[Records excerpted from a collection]
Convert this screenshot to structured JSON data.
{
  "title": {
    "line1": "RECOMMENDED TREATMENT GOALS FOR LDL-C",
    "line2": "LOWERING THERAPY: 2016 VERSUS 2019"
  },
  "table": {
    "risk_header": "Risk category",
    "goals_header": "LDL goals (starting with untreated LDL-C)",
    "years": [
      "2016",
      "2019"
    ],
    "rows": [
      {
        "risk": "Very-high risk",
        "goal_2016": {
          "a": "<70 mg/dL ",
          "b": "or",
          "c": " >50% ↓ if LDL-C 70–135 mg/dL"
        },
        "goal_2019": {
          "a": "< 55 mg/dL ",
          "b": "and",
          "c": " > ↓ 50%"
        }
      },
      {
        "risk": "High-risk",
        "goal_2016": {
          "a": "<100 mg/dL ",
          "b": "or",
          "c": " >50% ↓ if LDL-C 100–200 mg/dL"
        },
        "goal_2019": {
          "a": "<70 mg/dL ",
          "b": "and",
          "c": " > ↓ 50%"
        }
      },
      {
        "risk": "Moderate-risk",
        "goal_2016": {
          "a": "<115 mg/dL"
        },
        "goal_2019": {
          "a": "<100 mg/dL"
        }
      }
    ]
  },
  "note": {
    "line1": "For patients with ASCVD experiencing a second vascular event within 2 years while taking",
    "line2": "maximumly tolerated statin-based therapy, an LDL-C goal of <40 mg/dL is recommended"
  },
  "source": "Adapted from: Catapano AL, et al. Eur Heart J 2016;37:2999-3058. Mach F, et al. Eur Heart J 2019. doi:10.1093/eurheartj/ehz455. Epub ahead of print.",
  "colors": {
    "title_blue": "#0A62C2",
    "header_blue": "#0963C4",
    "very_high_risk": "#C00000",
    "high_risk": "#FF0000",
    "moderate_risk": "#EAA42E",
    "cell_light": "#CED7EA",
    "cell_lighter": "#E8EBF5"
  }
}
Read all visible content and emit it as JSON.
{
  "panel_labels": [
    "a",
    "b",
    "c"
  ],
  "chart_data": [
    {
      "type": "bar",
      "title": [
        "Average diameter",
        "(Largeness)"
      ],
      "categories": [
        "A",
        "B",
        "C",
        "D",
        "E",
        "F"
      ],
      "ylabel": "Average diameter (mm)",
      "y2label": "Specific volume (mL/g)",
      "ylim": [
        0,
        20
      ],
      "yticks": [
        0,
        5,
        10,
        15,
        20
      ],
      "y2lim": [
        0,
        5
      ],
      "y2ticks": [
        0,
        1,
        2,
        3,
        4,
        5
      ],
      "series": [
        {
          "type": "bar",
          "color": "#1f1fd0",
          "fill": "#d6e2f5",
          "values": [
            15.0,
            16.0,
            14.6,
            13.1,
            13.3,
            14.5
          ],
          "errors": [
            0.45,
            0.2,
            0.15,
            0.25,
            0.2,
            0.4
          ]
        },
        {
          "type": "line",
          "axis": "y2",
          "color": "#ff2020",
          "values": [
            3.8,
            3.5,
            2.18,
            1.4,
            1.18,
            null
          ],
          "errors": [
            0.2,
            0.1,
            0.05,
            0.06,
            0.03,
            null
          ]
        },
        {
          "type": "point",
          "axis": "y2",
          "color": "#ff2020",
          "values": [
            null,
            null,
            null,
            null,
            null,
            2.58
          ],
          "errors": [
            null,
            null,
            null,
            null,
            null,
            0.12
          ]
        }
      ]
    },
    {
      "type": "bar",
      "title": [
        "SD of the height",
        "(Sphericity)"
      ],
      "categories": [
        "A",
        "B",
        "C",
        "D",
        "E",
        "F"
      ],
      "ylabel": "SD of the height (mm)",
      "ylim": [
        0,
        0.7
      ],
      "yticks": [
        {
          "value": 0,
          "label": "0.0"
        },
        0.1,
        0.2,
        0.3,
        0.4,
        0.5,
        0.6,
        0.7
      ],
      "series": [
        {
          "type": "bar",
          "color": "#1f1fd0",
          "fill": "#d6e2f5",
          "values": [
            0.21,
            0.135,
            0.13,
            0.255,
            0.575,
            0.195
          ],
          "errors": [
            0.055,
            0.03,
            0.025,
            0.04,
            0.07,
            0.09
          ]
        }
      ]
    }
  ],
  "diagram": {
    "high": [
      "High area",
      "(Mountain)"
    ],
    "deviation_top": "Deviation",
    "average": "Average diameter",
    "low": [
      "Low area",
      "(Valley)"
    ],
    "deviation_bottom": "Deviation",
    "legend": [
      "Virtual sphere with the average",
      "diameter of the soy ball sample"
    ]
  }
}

Your assignment:
Every line of the data must be reproduced exactly.

Solution:
Convert this screenshot to structured JSON data.
{
  "title": {
    "line1": "RECOMMENDED TREATMENT GOALS FOR LDL-C",
    "line2": "LOWERING THERAPY: 2016 VERSUS 2019"
  },
  "table": {
    "risk_header": "Risk category",
    "goals_header": "LDL goals (starting with untreated LDL-C)",
    "years": [
      "2016",
      "2019"
    ],
    "rows": [
      {
        "risk": "Very-high risk",
        "goal_2016": {
          "a": "<70 mg/dL ",
          "b": "or",
          "c": " >50% ↓ if LDL-C 70–135 mg/dL"
        },
        "goal_2019": {
          "a": "< 55 mg/dL ",
          "b": "and",
          "c": " > ↓ 50%"
        }
      },
      {
        "risk": "High-risk",
        "goal_2016": {
          "a": "<100 mg/dL ",
          "b": "or",
          "c": " >50% ↓ if LDL-C 100–200 mg/dL"
        },
        "goal_2019": {
          "a": "<70 mg/dL ",
          "b": "and",
          "c": " > ↓ 50%"
        }
      },
      {
        "risk": "Moderate-risk",
        "goal_2016": {
          "a": "<115 mg/dL"
        },
        "goal_2019": {
          "a": "<100 mg/dL"
        }
      }
    ]
  },
  "note": {
    "line1": "For patients with ASCVD experiencing a second vascular event within 2 years while taking",
    "line2": "maximumly tolerated statin-based therapy, an LDL-C goal of <40 mg/dL is recommended"
  },
  "source": "Adapted from: Catapano AL, et al. Eur Heart J 2016;37:2999-3058. Mach F, et al. Eur Heart J 2019. doi:10.1093/eurheartj/ehz455. Epub ahead of print.",
  "colors": {
    "title_blue": "#0A62C2",
    "header_blue": "#0963C4",
    "very_high_risk": "#C00000",
    "high_risk": "#FF0000",
    "moderate_risk": "#EAA42E",
    "cell_light": "#CED7EA",
    "cell_lighter": "#E8EBF5"
  }
}
Read all visible content and emit it as JSON.
{
  "panel_labels": [
    "a",
    "b",
    "c"
  ],
  "chart_data": [
    {
      "type": "bar",
      "title": [
        "Average diameter",
        "(Largeness)"
      ],
      "categories": [
        "A",
        "B",
        "C",
        "D",
        "E",
        "F"
      ],
      "ylabel": "Average diameter (mm)",
      "y2label": "Specific volume (mL/g)",
      "ylim": [
        0,
        20
      ],
      "yticks": [
        0,
        5,
        10,
        15,
        20
      ],
      "y2lim": [
        0,
        5
      ],
      "y2ticks": [
        0,
        1,
        2,
        3,
        4,
        5
      ],
      "series": [
        {
          "type": "bar",
          "color": "#1f1fd0",
          "fill": "#d6e2f5",
          "values": [
            15.0,
            16.0,
            14.6,
            13.1,
            13.3,
            14.5
          ],
          "errors": [
            0.45,
            0.2,
            0.15,
            0.25,
            0.2,
            0.4
          ]
        },
        {
          "type": "line",
          "axis": "y2",
          "color": "#ff2020",
          "values": [
            3.8,
            3.5,
            2.18,
            1.4,
            1.18,
            null
          ],
          "errors": [
            0.2,
            0.1,
            0.05,
            0.06,
            0.03,
            null
          ]
        },
        {
          "type": "point",
          "axis": "y2",
          "color": "#ff2020",
          "values": [
            null,
            null,
            null,
            null,
            null,
            2.58
          ],
          "errors": [
            null,
            null,
            null,
            null,
            null,
            0.12
          ]
        }
      ]
    },
    {
      "type": "bar",
      "title": [
        "SD of the height",
        "(Sphericity)"
      ],
      "categories": [
        "A",
        "B",
        "C",
        "D",
        "E",
        "F"
      ],
      "ylabel": "SD of the height (mm)",
      "ylim": [
        0,
        0.7
      ],
      "yticks": [
        {
          "value": 0,
          "label": "0.0"
        },
        0.1,
        0.2,
        0.3,
        0.4,
        0.5,
        0.6,
        0.7
      ],
      "series": [
        {
          "type": "bar",
          "color": "#1f1fd0",
          "fill": "#d6e2f5",
          "values": [
            0.21,
            0.135,
            0.13,
            0.255,
            0.575,
            0.195
          ],
          "errors": [
            0.055,
            0.03,
            0.025,
            0.04,
            0.07,
            0.09
          ]
        }
      ]
    }
  ],
  "diagram": {
    "high": [
      "High area",
      "(Mountain)"
    ],
    "deviation_top": "Deviation",
    "average": "Average diameter",
    "low": [
      "Low area",
      "(Valley)"
    ],
    "deviation_bottom": "Deviation",
    "legend": [
      "Virtual sphere with the average",
      "diameter of the soy ball sample"
    ]
  }
}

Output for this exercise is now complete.